>> Begin

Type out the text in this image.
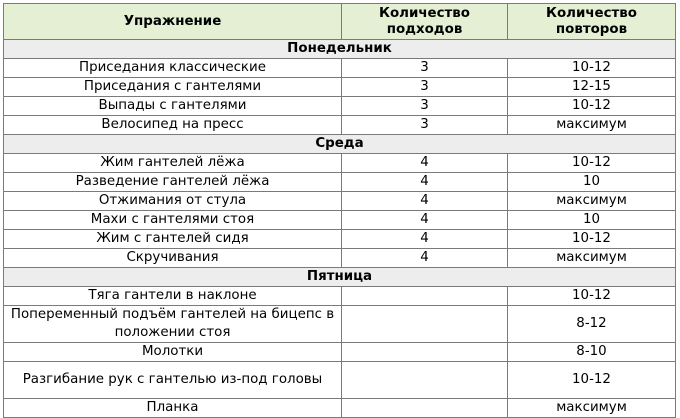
Упражнение	Количество подходов	Количество повторов
Понедельник		
Приседания классические	3	10-12
Приседания с гантелями	3	12-15
Выпады с гантелями	3	10-12
Велосипед на пресс	3	максимум
Среда		
Жим гантелей лёжа	4	10-12
Разведение гантелей лёжа	4	10
Отжимания от стула	4	максимум
Махи с гантелями стоя	4	10
Жим с гантелей сидя	4	10-12
Скручивания	4	максимум
Пятница		
Тяга гантели в наклоне		10-12
Попеременный подъём гантелей на бицепс в положении стоя		8-12
Молотки		8-10
Разгибание рук с гантелью из-под головы		10-12
Планка		максимум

>> End

EXERCISE
Restate each entry word for word, please, but drop any images it holds.

RESULT OF THE TASK
Type out the text in this image.
Упражнение	Количество подходов	Количество повторов
Понедельник		
Приседания классические	3	10-12
Приседания с гантелями	3	12-15
Выпады с гантелями	3	10-12
Велосипед на пресс	3	максимум
Среда		
Жим гантелей лёжа	4	10-12
Разведение гантелей лёжа	4	10
Отжимания от стула	4	максимум
Махи с гантелями стоя	4	10
Жим с гантелей сидя	4	10-12
Скручивания	4	максимум
Пятница		
Тяга гантели в наклоне		10-12
Попеременный подъём гантелей на бицепс в положении стоя		8-12
Молотки		8-10
Разгибание рук с гантелью из-под головы		10-12
Планка		максимум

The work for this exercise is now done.